[Records drawn from a dataset]
*****

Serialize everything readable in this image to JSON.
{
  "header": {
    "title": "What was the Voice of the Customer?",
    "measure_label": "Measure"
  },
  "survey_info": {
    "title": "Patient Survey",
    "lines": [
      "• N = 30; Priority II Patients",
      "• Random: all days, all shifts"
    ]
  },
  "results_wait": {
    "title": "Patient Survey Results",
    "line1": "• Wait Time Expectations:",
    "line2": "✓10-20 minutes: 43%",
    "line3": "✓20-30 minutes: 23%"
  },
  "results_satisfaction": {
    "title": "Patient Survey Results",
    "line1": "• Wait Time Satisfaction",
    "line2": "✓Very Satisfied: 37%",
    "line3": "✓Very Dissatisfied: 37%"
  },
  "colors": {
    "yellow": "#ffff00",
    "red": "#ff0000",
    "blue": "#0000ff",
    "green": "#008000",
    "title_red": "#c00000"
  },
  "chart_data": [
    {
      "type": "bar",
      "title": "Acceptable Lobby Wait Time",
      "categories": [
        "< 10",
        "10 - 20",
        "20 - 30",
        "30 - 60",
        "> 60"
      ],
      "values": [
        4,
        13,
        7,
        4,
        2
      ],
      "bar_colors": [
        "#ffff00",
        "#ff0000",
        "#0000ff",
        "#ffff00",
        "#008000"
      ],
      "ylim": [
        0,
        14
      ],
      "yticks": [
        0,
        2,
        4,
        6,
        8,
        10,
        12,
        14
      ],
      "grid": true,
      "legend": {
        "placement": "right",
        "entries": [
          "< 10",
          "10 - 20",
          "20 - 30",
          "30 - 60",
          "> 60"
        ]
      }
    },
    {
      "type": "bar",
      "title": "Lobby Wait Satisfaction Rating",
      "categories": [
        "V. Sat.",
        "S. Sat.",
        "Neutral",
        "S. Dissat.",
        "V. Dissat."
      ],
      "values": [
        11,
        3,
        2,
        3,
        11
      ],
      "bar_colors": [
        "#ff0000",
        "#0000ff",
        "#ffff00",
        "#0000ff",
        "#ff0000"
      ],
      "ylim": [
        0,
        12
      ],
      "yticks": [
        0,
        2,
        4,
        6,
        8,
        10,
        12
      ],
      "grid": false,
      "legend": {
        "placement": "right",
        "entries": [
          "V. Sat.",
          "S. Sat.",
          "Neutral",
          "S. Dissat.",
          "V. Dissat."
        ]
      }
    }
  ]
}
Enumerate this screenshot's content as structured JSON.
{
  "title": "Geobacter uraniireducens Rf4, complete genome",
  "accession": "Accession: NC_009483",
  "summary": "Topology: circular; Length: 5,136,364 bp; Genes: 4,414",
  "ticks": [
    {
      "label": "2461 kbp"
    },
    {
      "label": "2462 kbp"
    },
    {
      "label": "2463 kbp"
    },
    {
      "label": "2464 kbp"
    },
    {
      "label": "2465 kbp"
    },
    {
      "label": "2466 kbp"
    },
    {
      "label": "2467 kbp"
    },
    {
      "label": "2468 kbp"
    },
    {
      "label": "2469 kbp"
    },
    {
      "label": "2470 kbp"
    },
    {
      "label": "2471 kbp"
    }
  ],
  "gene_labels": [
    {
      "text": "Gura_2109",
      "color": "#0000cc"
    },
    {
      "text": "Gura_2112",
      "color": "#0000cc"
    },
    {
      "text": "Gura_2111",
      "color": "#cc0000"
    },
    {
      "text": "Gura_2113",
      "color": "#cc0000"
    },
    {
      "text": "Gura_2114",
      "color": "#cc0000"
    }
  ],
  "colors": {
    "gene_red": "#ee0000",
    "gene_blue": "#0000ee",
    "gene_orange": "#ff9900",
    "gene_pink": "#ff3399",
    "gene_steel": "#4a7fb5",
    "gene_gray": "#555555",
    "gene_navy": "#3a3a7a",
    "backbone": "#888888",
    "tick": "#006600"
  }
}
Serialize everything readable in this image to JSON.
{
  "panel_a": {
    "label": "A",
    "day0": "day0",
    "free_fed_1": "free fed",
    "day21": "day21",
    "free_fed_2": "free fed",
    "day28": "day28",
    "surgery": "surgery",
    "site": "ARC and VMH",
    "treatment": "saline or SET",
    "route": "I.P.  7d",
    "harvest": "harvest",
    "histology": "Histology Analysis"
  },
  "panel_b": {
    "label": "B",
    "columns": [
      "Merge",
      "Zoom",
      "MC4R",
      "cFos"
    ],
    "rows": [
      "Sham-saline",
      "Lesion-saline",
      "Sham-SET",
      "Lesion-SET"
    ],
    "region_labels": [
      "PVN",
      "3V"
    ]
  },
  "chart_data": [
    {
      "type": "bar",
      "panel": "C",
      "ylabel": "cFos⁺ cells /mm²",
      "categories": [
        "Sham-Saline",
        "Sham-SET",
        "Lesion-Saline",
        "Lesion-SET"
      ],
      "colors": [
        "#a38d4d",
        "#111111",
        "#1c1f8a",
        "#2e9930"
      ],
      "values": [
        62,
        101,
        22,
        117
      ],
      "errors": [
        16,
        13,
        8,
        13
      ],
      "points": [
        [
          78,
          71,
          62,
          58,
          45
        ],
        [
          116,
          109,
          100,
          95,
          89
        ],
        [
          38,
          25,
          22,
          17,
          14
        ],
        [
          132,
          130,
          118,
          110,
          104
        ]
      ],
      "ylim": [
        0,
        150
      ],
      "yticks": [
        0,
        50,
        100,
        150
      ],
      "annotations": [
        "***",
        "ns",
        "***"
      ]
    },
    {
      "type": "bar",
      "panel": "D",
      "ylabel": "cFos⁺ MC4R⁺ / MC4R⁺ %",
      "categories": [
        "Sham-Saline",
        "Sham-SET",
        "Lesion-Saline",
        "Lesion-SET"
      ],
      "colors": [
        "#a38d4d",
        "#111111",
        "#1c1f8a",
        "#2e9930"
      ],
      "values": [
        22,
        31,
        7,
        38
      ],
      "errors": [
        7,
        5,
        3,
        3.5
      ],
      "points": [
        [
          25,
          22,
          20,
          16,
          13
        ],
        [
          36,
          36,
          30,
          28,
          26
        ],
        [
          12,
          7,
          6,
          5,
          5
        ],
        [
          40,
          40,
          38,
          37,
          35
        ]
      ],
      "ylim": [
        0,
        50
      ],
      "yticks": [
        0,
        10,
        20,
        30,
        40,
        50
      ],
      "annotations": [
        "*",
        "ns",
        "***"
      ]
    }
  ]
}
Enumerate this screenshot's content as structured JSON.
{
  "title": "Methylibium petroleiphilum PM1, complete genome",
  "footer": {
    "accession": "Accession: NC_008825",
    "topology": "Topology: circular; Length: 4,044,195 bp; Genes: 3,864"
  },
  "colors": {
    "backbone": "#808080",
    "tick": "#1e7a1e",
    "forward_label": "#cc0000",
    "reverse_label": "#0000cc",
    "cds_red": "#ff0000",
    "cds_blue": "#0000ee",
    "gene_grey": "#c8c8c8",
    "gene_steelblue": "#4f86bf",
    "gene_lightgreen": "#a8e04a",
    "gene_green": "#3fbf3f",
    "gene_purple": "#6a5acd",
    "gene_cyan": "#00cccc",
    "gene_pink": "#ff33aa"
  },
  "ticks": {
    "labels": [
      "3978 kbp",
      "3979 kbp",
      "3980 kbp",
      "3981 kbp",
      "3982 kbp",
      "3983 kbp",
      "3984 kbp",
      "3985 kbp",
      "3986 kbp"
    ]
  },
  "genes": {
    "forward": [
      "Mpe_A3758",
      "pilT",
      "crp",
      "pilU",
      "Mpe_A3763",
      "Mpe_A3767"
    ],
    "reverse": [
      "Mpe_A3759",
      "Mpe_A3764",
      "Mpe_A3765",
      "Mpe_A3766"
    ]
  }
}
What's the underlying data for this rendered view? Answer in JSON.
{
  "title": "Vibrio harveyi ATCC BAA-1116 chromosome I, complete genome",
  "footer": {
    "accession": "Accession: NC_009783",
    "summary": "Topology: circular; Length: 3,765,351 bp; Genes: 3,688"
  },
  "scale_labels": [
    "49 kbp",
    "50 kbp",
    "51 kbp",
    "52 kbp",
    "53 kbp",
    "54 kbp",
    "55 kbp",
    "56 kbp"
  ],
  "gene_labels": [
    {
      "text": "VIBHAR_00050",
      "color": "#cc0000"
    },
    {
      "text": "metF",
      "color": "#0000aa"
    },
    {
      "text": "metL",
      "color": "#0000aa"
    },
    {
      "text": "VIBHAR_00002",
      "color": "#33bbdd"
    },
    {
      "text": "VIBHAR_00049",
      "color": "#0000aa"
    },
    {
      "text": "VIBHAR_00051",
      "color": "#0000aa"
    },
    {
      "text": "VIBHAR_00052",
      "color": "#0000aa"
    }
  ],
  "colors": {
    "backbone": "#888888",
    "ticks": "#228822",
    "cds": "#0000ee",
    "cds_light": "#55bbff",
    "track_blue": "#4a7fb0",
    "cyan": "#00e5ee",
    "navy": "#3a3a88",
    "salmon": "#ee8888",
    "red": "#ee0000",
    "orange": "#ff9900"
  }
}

*****

**What is needed**
Return all lines from the data that include the string "ylabel".

**Answer**
      "ylabel": "cFos⁺ cells /mm²",
      "ylabel": "cFos⁺ MC4R⁺ / MC4R⁺ %",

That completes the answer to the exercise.